▶ Exercise requirements
Copy each line below that includes "this".

▶ Given entries

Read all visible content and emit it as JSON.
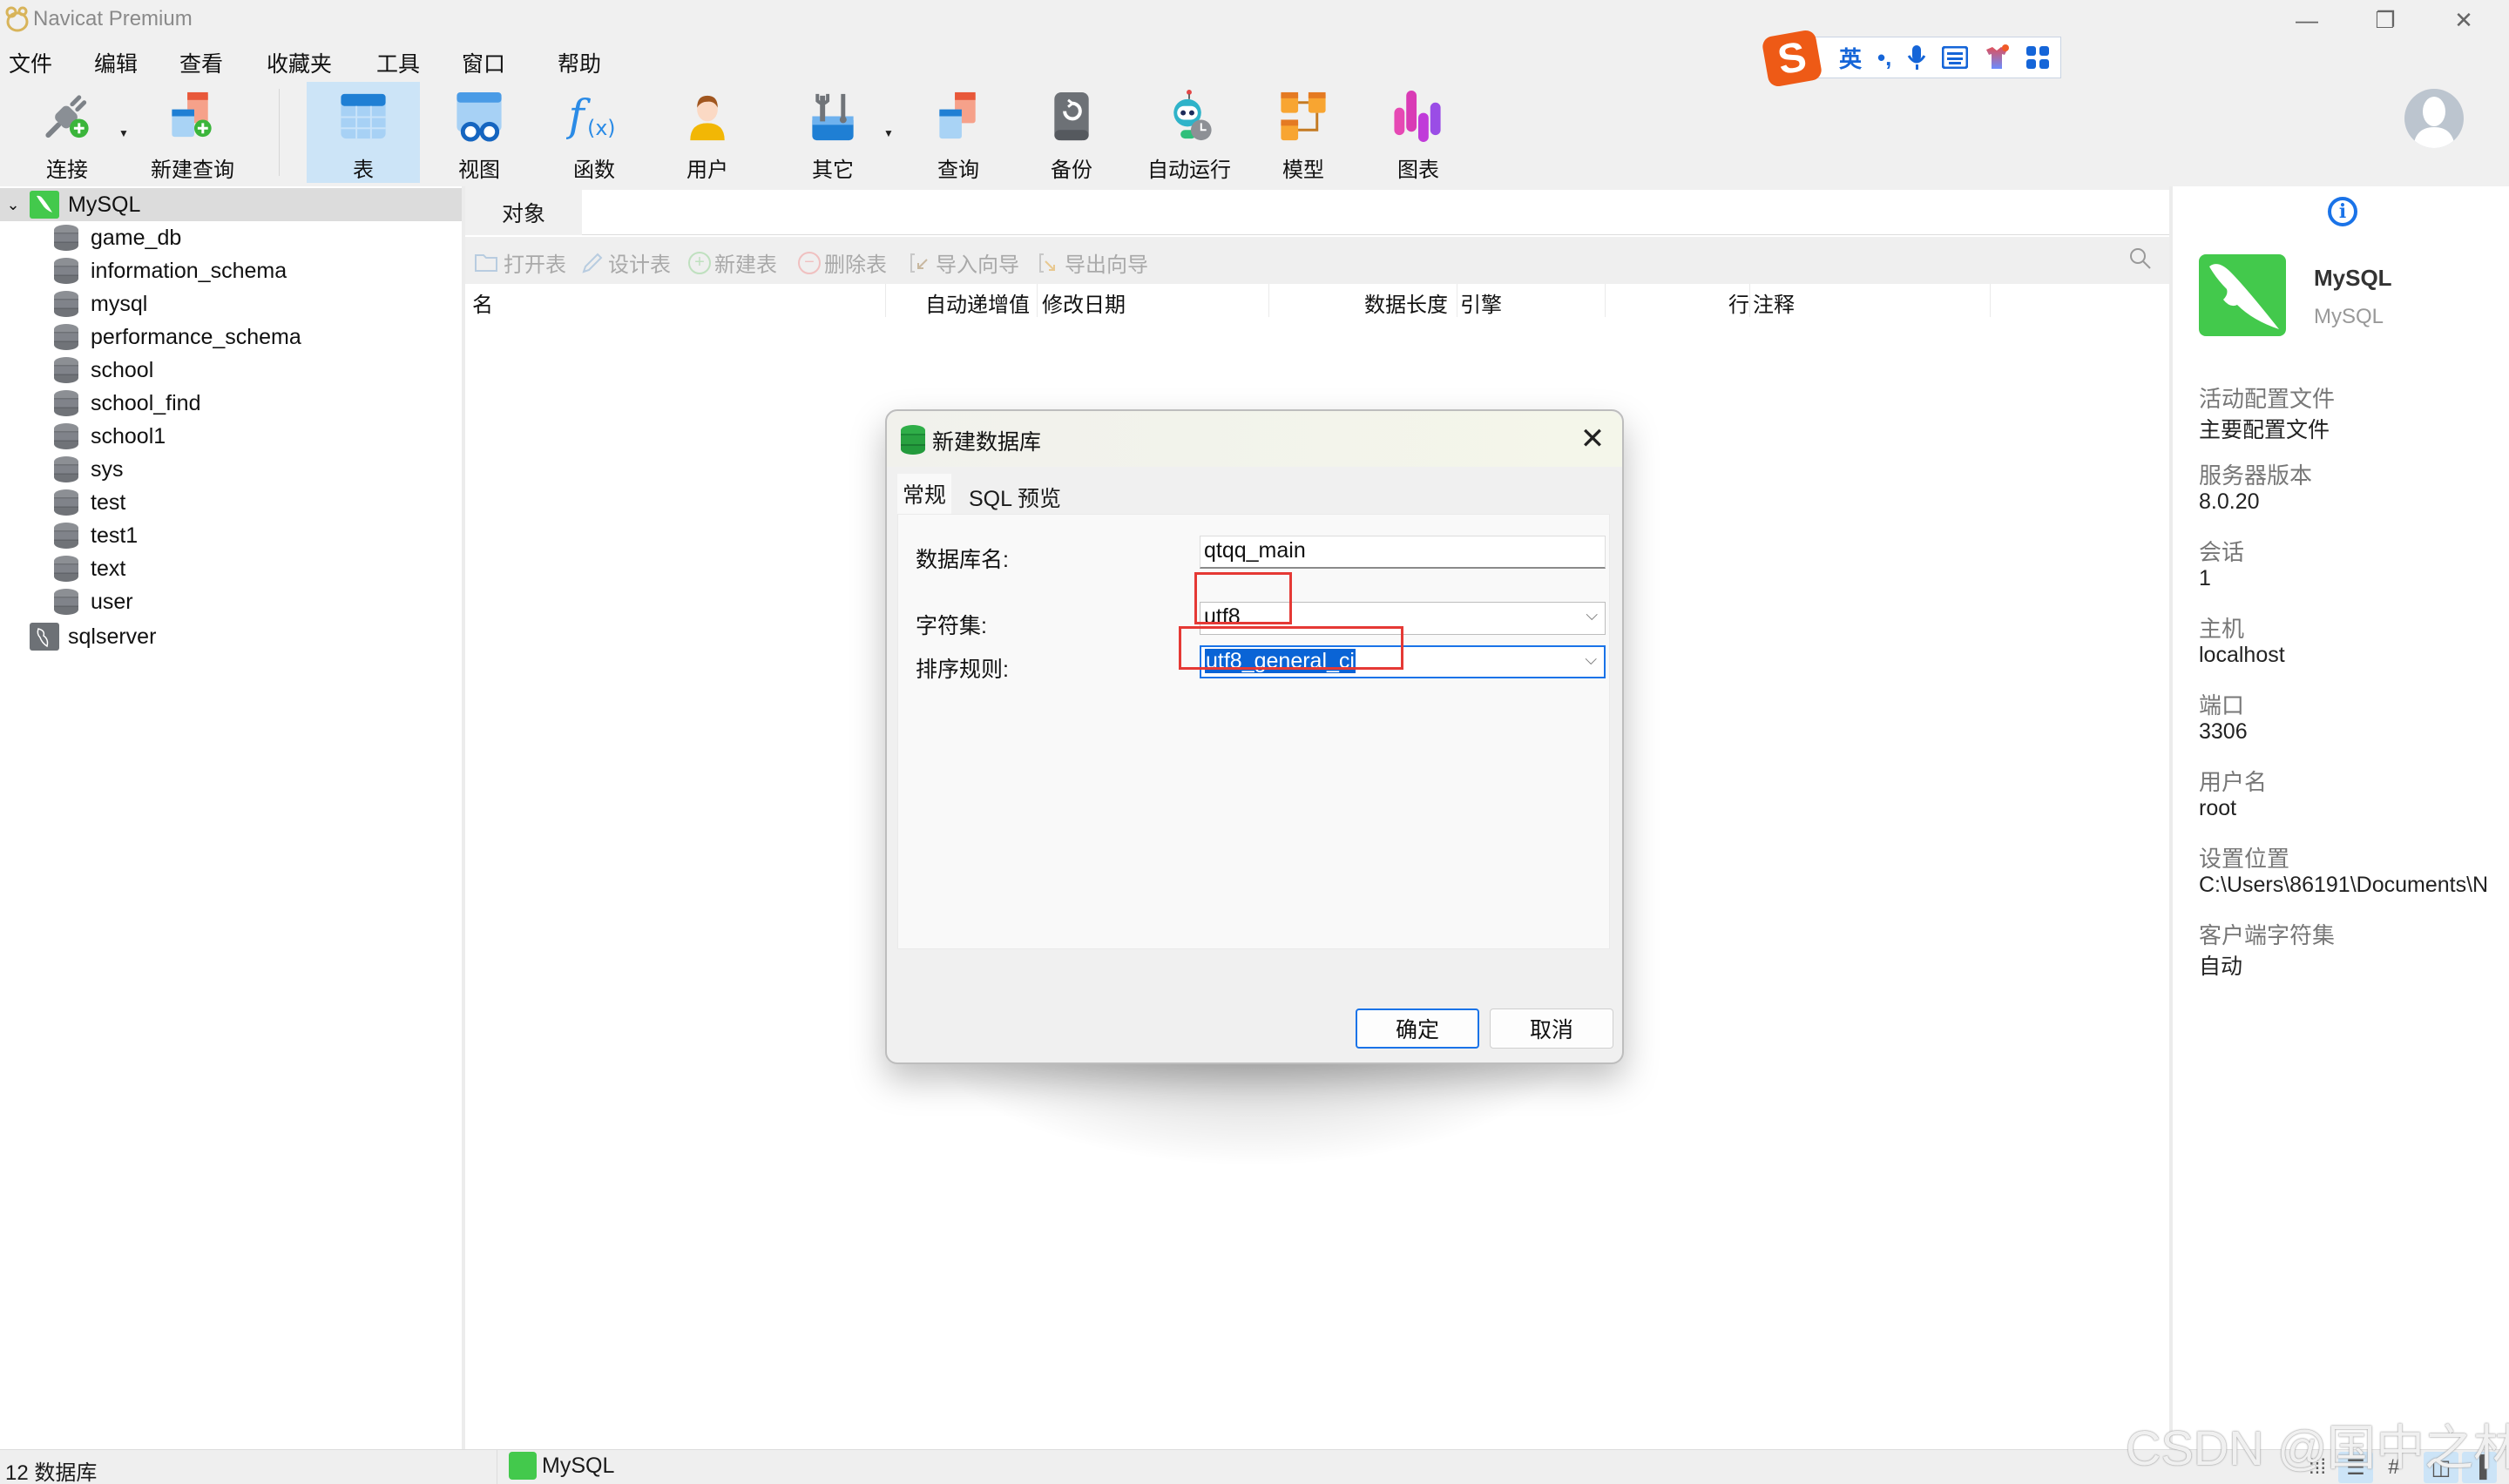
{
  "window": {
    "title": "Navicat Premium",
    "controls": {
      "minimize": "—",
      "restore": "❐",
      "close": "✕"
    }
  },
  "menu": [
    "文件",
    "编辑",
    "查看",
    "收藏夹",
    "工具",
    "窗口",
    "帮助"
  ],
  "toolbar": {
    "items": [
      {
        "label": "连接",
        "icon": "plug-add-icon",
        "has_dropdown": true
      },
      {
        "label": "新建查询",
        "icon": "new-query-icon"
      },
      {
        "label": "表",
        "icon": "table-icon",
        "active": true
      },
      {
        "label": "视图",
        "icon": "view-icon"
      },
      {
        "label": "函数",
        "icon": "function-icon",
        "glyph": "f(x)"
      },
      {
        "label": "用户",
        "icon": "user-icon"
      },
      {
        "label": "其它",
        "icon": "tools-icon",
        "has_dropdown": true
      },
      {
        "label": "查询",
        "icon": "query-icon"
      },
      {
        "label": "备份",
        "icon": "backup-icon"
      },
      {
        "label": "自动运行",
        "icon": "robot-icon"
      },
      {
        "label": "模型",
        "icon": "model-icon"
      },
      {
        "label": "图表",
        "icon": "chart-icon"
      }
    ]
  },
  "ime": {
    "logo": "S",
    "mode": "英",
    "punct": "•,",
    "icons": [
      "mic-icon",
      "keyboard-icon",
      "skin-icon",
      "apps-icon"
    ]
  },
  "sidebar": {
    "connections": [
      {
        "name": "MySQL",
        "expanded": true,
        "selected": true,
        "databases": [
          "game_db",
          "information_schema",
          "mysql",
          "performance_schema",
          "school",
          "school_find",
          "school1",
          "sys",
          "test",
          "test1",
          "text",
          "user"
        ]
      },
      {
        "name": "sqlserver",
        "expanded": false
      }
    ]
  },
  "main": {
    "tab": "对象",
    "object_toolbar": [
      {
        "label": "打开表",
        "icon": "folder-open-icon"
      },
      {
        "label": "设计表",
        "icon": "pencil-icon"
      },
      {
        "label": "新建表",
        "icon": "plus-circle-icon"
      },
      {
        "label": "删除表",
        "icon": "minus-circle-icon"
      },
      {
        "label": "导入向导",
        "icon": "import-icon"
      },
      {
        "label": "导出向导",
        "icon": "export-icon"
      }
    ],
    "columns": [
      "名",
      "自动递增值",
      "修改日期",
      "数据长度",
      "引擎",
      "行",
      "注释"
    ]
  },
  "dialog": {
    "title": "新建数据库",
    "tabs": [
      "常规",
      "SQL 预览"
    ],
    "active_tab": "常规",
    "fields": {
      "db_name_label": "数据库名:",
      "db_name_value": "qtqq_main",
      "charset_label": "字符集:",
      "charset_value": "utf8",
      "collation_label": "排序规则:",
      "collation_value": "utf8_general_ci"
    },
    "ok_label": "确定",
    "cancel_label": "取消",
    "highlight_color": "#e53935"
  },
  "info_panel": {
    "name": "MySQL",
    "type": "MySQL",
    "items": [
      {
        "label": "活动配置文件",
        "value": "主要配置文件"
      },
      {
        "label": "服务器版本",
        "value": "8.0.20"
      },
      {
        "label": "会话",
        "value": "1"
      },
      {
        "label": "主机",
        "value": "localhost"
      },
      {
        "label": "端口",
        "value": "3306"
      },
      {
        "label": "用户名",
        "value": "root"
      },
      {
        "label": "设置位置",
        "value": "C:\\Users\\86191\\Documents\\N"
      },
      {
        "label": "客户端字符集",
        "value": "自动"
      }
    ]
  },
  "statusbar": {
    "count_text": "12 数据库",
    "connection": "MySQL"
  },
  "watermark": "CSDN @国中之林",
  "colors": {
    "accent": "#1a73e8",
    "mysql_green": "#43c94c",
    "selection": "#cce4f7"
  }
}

---

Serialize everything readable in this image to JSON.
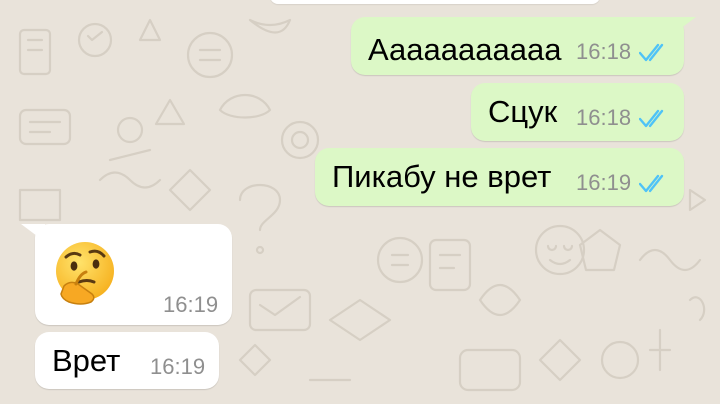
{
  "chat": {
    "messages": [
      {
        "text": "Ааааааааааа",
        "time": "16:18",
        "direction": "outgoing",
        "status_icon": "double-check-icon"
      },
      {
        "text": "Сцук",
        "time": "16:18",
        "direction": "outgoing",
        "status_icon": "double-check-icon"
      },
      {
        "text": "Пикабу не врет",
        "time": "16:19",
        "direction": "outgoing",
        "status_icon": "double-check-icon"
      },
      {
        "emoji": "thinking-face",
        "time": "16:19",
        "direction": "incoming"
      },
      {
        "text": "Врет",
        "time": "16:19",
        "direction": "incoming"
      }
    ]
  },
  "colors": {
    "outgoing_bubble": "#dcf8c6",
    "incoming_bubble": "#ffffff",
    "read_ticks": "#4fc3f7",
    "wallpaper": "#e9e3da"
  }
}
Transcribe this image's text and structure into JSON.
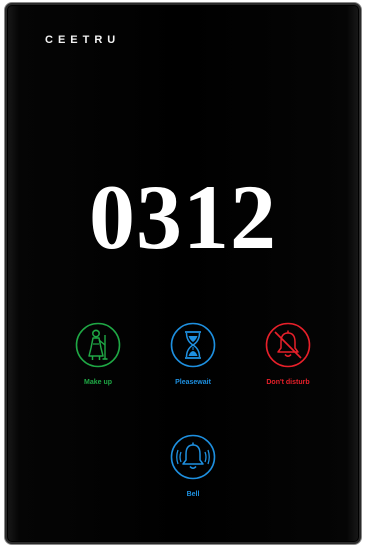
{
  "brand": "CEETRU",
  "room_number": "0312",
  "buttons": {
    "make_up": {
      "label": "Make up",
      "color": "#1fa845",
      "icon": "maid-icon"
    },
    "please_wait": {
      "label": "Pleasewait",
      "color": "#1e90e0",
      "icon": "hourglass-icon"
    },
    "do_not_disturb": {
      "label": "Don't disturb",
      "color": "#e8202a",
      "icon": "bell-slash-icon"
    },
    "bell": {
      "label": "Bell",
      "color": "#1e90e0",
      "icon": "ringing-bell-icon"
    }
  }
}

==

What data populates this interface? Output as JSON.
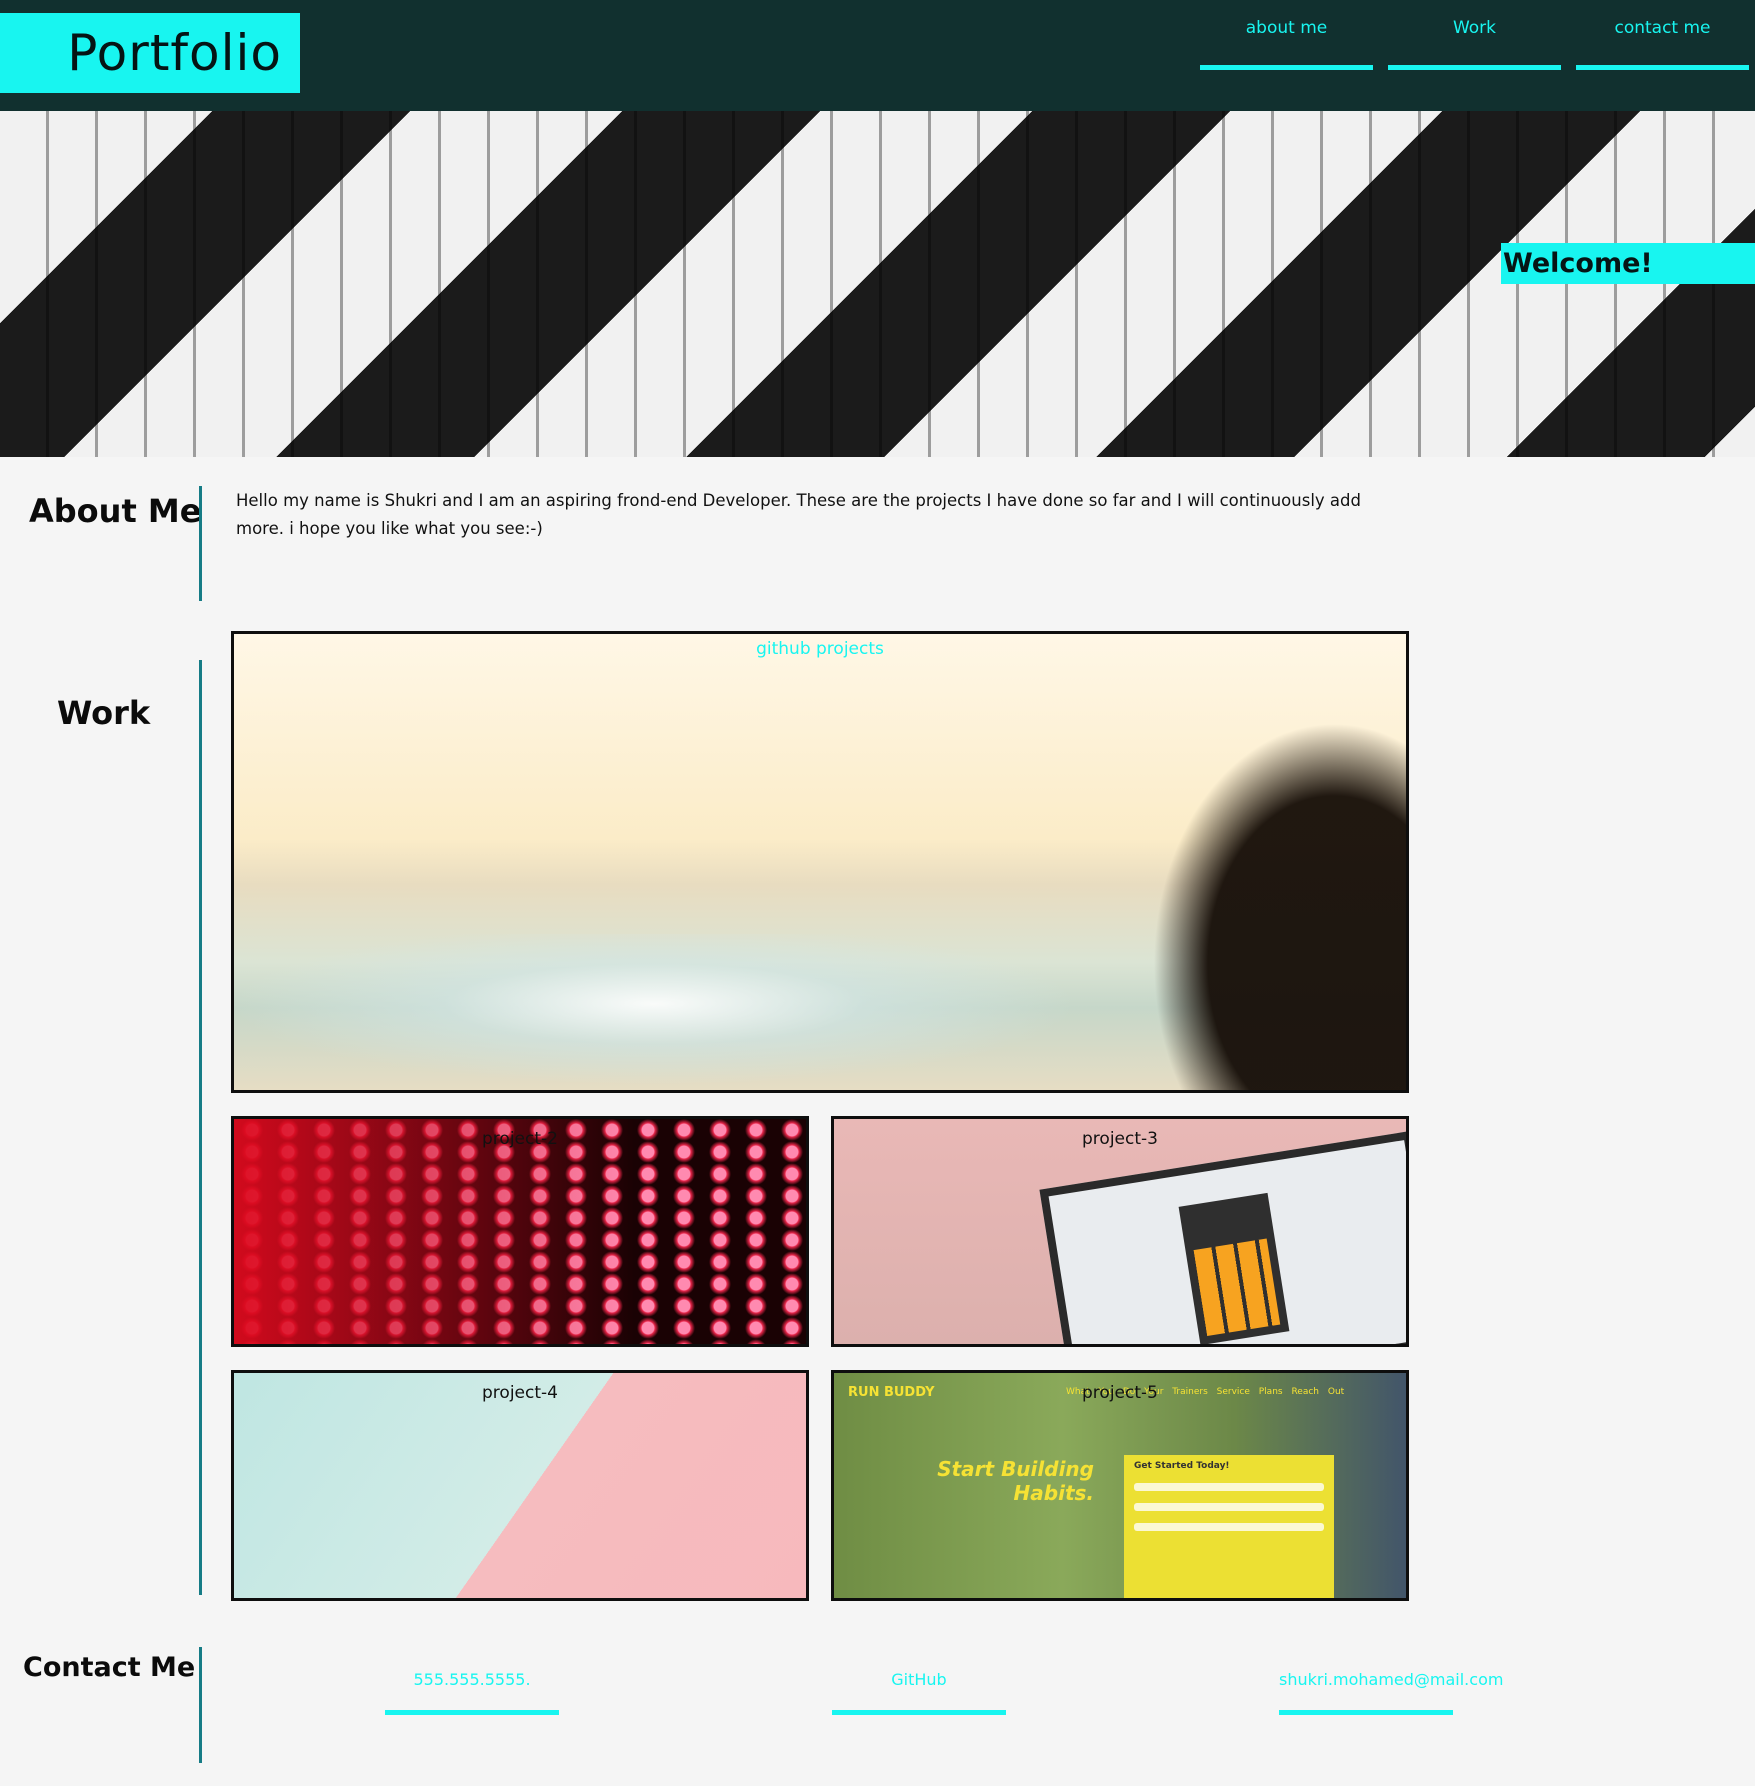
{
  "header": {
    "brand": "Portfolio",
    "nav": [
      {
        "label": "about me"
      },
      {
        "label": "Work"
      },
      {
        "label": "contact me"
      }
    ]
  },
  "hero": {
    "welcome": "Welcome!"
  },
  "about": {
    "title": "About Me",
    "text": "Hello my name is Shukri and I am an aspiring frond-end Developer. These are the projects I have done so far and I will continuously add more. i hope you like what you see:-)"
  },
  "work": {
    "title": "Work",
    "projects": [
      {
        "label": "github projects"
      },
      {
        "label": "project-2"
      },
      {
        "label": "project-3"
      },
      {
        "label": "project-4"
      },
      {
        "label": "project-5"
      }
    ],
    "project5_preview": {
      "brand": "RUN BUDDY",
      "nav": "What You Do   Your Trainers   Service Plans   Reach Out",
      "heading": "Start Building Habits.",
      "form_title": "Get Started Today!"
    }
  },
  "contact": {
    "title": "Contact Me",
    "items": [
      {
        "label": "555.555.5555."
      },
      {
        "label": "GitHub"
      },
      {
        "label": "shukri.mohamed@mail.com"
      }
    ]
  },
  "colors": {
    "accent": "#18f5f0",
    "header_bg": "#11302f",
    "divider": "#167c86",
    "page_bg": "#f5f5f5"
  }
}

▶ In response
Serialize everything readable in this image to JSON.
Transcribe this image's text and structure into JSON.
What data populates this interface? Output as JSON.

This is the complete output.